## TASK REQUIREMENTS
a: Answer these questions from the passage on the NHI and medical schemes, one line each:
(i) Which two parties are threatening to take the government to court over the NHI?
(ii) How large is the critical skills shortage of health professionals in the public sector?
(iii) According to Comrie, who owns medical schemes?
b: Carry on the passage on the NHI and medical schemes, starting after its final sentence.

## SOURCE DOCUMENT
▶
Trade union Solidarity and the DA are among those threatening to challenge the government on the NHI in the courts.
Meanwhile, both the proposed NHI and the private medical schemes industry continue to face a mountain of logistical issues. Hospitals are already struggling to retain specialised personnel, with a critical skills shortage of 27 000 health professionals in the public sector alone.
Findings from the 2023 Sanlam Benchmark, however, underscored the importance of integrating health into long-term insurance and retirement plans, to overcome some of these obstacles but according to Craig Comrie, CEO at Profmed, this issue cannot be addressed by the proliferation of unregulated health insurance products from the financial sector that “are not medical scheme products”, and provide very little cover to what is needed in this market.
The framework for medical schemes to provide low-cost benefit options will allow medical schemes to outperform health insurance products partially, because schemes are not profit-driven but are owned by their members, while Insurers have shareholders to look after. The current lack of a low-cost benefit option framework is a roadblock for the medical scheme industry which is keen to provide value-based affordable cover for consumers,” Comrie said.
◀
## INFORMATION
▶
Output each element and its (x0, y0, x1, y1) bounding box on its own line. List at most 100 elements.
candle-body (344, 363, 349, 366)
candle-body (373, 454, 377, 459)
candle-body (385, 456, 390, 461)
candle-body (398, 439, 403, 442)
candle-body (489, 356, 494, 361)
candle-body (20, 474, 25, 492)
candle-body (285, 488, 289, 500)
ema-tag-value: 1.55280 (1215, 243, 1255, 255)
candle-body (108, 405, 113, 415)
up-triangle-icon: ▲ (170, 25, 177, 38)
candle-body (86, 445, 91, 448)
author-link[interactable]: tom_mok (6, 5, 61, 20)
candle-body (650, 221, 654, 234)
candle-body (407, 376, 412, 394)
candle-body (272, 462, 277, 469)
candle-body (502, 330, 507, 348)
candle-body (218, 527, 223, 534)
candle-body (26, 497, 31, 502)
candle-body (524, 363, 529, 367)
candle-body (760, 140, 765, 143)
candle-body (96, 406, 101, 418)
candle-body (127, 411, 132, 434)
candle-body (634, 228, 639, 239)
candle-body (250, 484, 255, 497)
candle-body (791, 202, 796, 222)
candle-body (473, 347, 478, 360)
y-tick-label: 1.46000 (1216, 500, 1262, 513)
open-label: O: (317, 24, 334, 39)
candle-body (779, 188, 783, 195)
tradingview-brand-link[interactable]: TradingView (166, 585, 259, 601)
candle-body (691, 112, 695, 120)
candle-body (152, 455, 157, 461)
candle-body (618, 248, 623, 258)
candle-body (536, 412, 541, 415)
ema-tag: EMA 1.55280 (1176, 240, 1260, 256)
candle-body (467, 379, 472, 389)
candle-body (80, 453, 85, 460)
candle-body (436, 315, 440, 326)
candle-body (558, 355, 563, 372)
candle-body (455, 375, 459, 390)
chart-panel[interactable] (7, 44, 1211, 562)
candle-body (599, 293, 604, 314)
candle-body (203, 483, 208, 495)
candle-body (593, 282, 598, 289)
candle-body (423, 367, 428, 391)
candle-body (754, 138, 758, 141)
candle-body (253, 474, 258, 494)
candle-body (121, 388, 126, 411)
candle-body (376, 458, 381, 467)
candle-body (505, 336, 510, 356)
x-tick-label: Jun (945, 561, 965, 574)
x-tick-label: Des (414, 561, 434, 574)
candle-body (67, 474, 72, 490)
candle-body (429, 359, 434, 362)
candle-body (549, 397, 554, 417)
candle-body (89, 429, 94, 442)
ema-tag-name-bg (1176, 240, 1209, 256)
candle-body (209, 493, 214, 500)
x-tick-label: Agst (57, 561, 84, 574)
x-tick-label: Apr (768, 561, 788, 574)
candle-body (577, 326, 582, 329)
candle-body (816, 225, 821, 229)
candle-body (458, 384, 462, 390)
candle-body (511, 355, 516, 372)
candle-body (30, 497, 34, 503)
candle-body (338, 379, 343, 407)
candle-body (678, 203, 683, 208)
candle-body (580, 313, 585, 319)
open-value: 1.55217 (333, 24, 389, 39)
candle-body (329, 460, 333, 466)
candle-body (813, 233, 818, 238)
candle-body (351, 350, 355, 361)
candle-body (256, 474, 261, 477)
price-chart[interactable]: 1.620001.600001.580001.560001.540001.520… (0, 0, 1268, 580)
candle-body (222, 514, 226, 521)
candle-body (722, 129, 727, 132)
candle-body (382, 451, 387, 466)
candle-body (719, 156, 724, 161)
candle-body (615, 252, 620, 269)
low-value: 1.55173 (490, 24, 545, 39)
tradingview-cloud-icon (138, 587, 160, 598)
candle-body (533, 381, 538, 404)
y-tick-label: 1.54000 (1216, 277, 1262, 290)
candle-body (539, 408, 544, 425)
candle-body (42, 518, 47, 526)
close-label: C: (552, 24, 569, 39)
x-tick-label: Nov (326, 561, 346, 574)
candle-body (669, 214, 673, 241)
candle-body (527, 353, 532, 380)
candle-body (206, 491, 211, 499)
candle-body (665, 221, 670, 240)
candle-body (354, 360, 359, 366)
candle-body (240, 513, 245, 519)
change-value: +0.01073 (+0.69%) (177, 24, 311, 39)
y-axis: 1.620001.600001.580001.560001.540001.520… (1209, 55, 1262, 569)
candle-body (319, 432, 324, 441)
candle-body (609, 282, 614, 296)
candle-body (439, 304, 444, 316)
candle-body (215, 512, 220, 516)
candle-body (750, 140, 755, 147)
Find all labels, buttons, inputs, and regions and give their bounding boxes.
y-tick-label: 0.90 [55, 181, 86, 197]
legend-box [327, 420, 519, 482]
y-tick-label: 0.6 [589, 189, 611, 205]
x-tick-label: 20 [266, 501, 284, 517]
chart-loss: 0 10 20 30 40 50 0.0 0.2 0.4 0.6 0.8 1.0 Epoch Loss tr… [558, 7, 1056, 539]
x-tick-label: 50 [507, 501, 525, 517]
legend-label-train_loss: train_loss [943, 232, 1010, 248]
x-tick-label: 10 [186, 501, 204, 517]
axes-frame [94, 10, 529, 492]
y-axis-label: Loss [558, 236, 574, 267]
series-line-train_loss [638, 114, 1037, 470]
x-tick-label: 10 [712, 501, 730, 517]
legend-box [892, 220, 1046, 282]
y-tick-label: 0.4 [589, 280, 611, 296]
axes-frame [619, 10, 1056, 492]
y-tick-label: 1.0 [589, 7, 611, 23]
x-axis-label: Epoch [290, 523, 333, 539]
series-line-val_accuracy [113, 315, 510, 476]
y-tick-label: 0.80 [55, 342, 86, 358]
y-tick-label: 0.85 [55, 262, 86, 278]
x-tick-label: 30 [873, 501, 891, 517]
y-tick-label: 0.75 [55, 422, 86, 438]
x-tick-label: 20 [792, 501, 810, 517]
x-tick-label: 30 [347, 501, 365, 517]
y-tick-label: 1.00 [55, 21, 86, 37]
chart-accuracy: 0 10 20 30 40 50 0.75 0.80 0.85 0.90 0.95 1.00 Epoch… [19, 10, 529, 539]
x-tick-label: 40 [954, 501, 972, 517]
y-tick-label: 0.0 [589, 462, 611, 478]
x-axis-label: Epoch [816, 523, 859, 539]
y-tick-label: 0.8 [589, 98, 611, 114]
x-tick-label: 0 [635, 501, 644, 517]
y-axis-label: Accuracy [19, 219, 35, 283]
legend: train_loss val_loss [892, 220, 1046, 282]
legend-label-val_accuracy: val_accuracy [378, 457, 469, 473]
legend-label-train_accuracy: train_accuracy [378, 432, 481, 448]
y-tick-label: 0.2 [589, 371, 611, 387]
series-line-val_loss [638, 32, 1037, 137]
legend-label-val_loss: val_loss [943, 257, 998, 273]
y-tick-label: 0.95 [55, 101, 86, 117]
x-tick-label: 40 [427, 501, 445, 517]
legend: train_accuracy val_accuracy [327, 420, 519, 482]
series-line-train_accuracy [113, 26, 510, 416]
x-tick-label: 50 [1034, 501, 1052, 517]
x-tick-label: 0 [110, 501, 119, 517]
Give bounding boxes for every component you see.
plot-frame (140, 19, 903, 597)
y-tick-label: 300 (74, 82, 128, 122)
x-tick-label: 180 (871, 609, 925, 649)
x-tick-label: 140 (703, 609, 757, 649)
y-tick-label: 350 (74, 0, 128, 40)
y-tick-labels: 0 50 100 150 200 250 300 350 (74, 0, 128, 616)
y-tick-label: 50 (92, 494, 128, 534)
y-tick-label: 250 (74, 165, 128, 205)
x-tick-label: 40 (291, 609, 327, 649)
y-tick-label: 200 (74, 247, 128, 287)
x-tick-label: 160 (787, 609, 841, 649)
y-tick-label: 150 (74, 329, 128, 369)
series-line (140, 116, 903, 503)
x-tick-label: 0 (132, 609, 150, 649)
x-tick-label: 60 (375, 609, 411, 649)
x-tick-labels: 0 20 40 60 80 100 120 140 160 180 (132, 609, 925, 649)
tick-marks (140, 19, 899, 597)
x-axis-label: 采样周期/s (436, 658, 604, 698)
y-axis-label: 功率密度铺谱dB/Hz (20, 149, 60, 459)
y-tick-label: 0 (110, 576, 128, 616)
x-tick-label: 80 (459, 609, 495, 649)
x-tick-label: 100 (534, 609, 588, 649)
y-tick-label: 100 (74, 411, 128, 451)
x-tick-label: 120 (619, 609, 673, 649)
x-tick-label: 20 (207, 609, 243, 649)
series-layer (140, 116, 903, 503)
◀
## ANSWERS
a:
(i) Trade union Solidarity and the DA
(ii) 27 000 health professionals
(iii) Their members

b:
This is why it is critical to understand the fundamental difference between the generous benefits offered by medical schemes and those provided by healthcare insurers. He suggested that the medical schemes regulator release guidelines that allow medical schemes to compete in the low-cost health insurance space. Health insurance products are estimated to cover about 1.2 million individuals in the market, compared to medical schemes that cover 9 million individuals.
Comrie said there is concern about the lack of proper regulation for health insurance products currently available in the market. While a dispensation was allowed by the Council for Medical Schemes to enable these products to be propagated to the market, there is a need for proper regulation to ensure that consumers are protected from being exploited.